### Exercises
1/ In the cable on the Croatian journalist's arrest, what did police seize from Peratović's apartment?
2/ Continue the cable on the Croatian journalist's arrest, starting after its final sentence.

### Selection
Peratović claims that newspapers had published the other two documents, which included references to the British Secret Service and meetings between British intelligence and the former Police Chief of Croatia, Ranko Ostojić.
Cablegate: Croatian Journalist Detained, Released
Thursday, 25 October 2007, 2:04 pm
FOR EUR/SCE, EUR/PPD, AND DRL
E.O. 12958: N/A
TAGS: PREL PGOV PHUM HR
SUBJECT: CROATIAN JOURNALIST DETAINED, RELEASED
1. (SBU) SUMMARY:
Zagreb police arrested freelance journalist, Željko Peratović, on October 18, and released him the following the day, charging him with posting classified documents to his website.
Human rights and media groups and the opposition Social Democratic Party (SDP) quickly protested the arrest. Prime Minister Sanader expressed support for media freedom in the days following.
President Mesić characterized the search of Peratović’s apartment as a mistake and said that the case should have been handled differently. END SUMMARY
2. (U) Zagreb police arrested free-lance journalist Željko Peratović October 18 on charges of revealing state and military secrets on his website, releasing him on October 19. The police seized three
computers, a mobile phone, and documents from his apartment. While Peratović is the subject of a criminal investigation, prosecutors have not decided whether he will be brought to trial. Police are
seeking to identify the government officials who allegedly leaked the documents.

### Dataset entries
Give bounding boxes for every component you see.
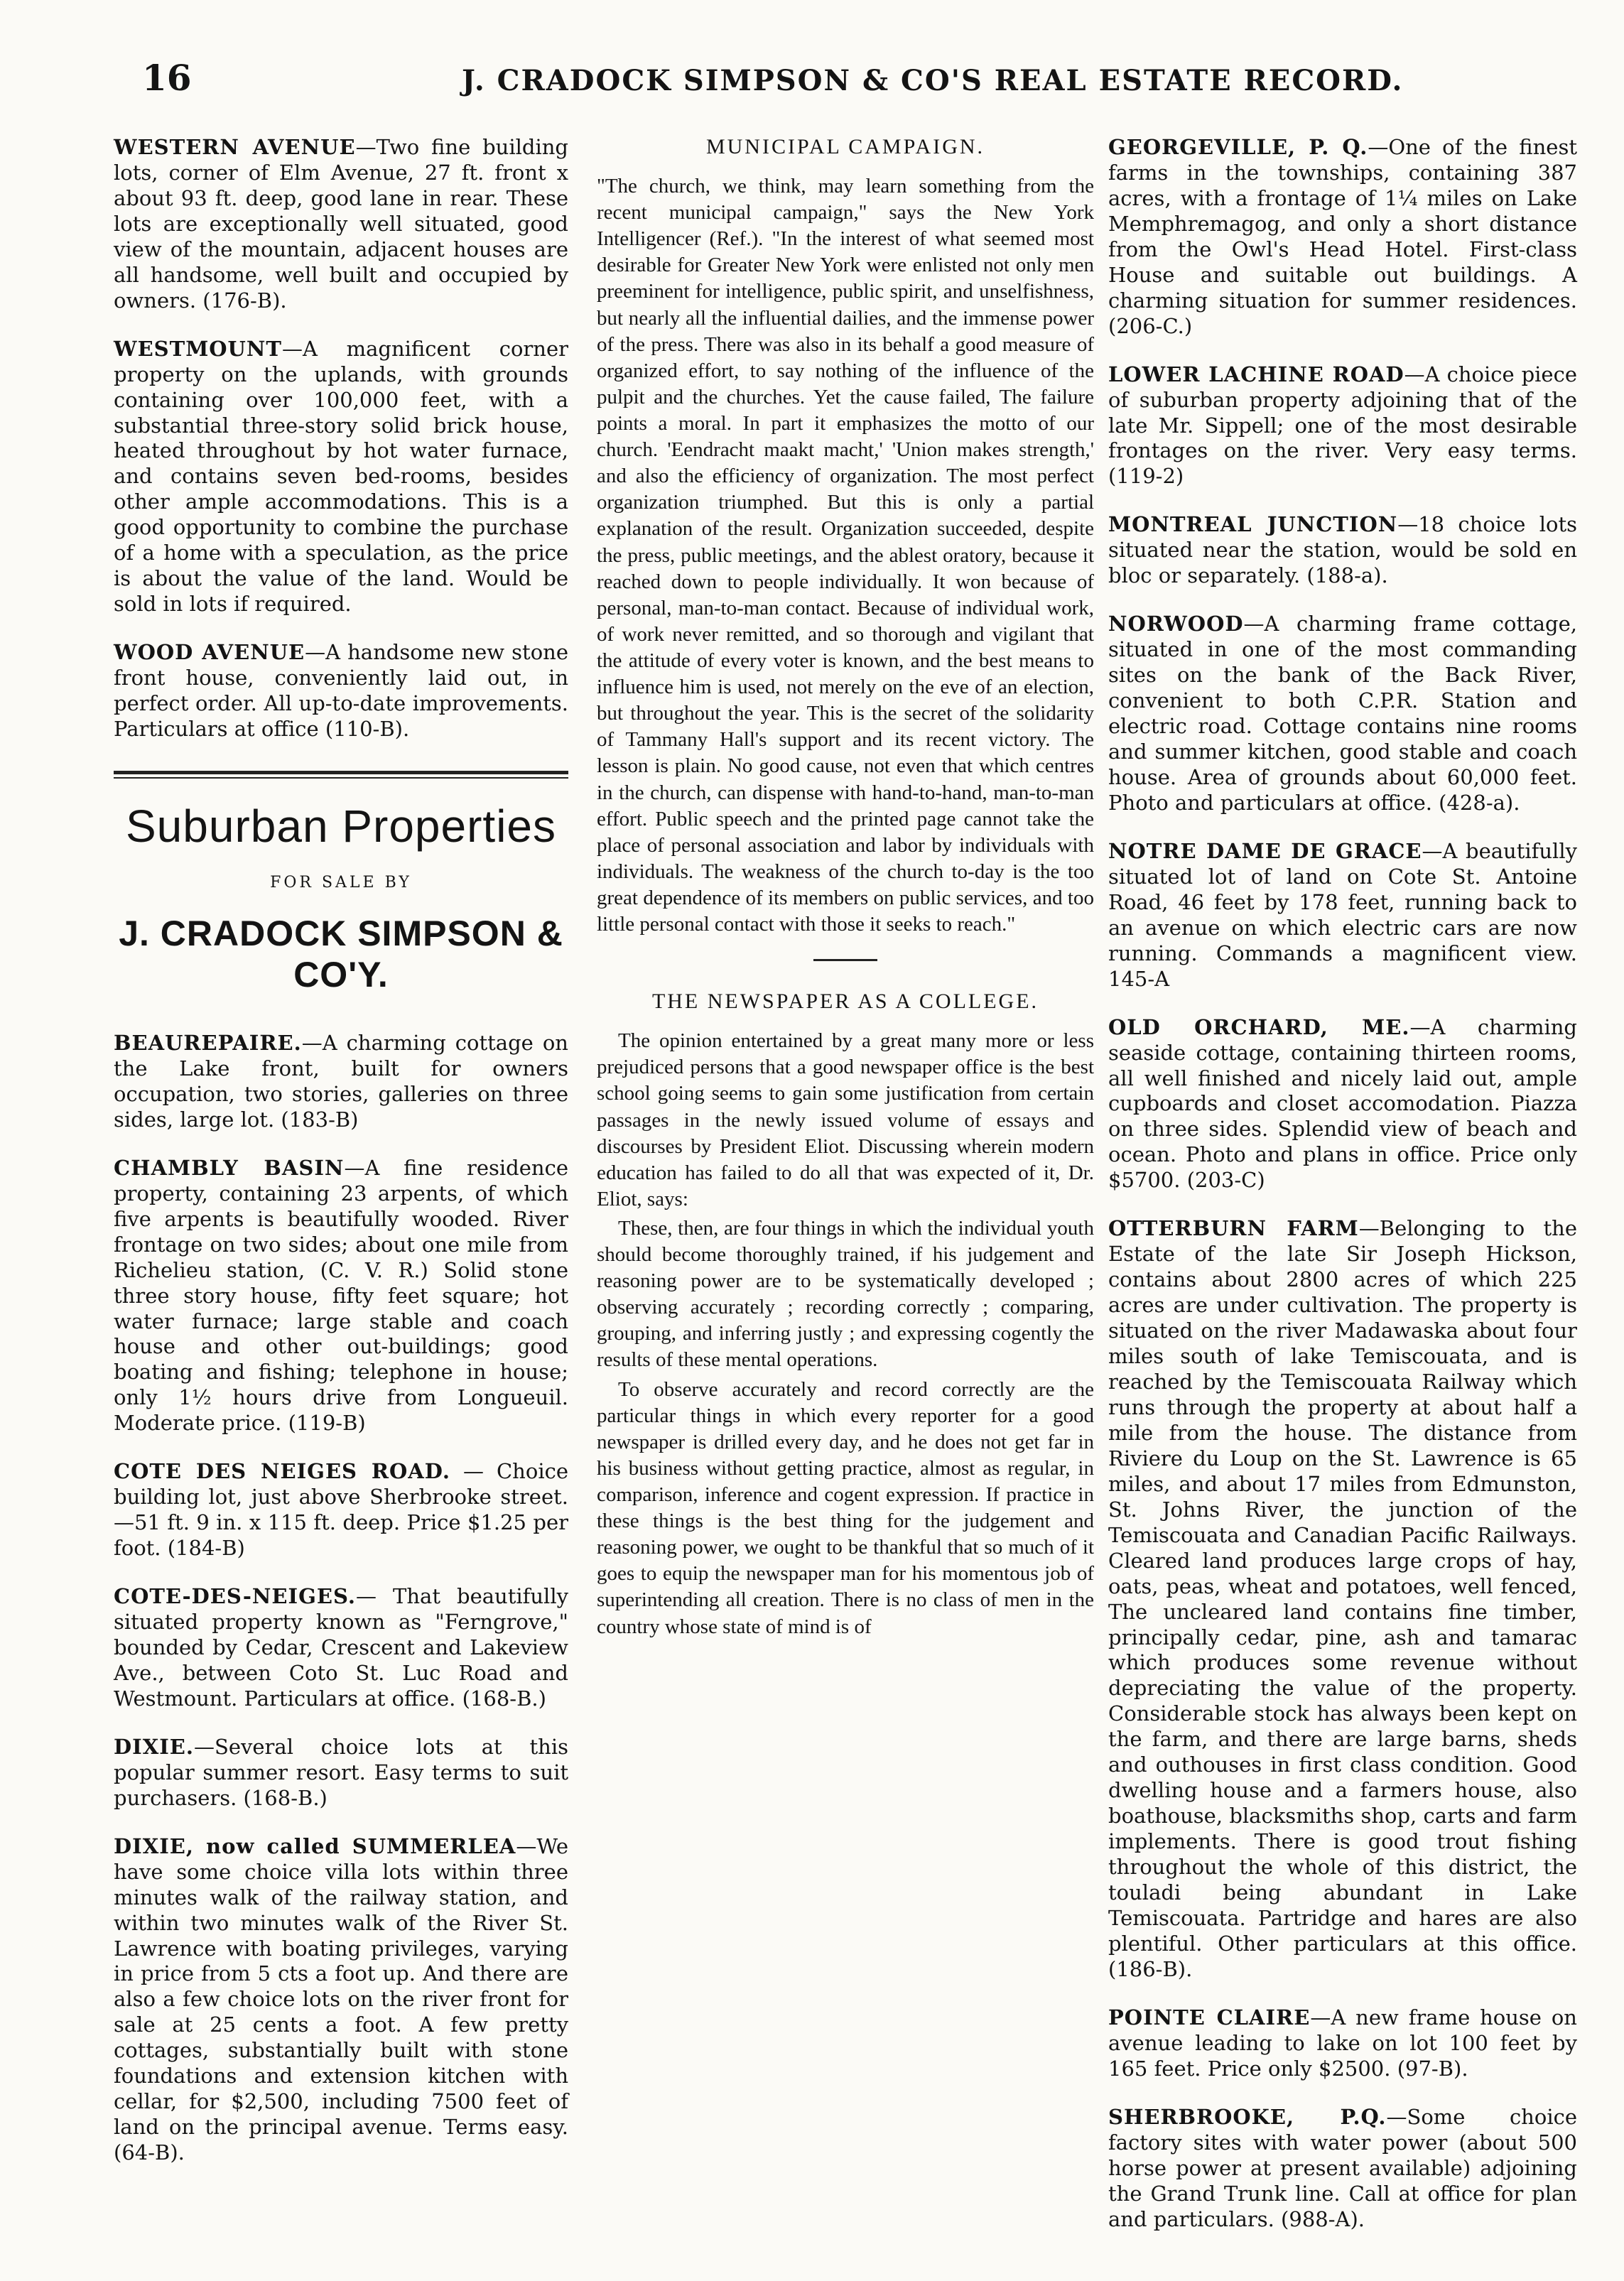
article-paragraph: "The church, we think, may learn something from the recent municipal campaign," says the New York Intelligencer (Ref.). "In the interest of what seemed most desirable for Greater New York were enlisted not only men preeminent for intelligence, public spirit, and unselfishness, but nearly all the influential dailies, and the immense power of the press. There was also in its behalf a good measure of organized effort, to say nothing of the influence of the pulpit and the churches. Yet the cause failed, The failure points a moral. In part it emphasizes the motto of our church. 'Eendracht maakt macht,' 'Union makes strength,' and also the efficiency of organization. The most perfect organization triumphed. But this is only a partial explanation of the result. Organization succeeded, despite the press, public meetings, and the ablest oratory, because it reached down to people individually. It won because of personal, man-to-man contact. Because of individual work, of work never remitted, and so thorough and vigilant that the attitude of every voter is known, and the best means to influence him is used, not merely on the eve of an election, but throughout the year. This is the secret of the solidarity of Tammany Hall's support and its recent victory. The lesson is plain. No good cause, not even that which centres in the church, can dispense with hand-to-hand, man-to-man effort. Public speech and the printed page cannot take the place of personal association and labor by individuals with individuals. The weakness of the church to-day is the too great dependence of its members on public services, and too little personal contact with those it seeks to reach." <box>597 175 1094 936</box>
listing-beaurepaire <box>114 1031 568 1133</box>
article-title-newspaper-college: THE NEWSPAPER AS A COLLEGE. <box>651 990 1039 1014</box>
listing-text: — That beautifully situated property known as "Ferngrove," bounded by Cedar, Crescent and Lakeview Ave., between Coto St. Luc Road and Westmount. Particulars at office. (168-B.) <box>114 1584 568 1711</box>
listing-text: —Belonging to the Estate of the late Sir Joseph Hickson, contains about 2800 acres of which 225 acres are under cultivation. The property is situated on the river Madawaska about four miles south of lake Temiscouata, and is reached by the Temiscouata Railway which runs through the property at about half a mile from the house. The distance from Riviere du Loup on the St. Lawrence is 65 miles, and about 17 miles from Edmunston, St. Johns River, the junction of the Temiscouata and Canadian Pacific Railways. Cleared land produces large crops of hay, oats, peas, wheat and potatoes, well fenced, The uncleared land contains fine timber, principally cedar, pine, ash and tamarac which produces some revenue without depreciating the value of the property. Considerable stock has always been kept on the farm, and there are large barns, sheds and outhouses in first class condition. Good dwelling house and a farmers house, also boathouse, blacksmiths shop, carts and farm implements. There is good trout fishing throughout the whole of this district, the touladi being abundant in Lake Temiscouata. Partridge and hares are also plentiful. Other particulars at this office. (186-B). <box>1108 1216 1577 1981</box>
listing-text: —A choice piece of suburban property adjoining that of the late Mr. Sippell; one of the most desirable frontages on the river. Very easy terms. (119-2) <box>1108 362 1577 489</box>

### Results of the exercise
1/ Three computers, a mobile phone, and documents.

2/
3. (U) According to Peratović, the documents in question were already in the public domain and had been on his website for months. One of the documents allegedly had been submitted to the Parliament
to substantiate his claim that Croatian intelligence had trailed him as a result of his reporting on the ICTY case against retired General Gotovina. Peratović claims that newspapers had published the other two documents, which included references to the British Secret Service and meetings between British intelligence and the former Croatian Police Chief, Ranko Ostojić.
4. (U) Croatian Prime Minister Sanader commented on the case on October 18, announcing that he would request a report from the Minister of Internal Affairs. Sanader expressed full support for media freedoms, declaring that he was always on the side of journalists. On October 22, President Mesić called the police search of Peratović’s apartment a mistake, said that the case should have been handled differently. He said that the police had taken the path of least resistance in investigating the person who had received the classified documents rather than those responsible for the information, and said this was this totally wrong.
5. (U) The Zagreb police department announced on October 20 that the head of the criminal investigation department, Darko Dundović, would assume a new post as the senior professor at the Police Academy. While police deny any linkage between Dundović’s stepping down and
the arrest, PM Sanader suggested that Dundović had been reassigned as a result of the incident.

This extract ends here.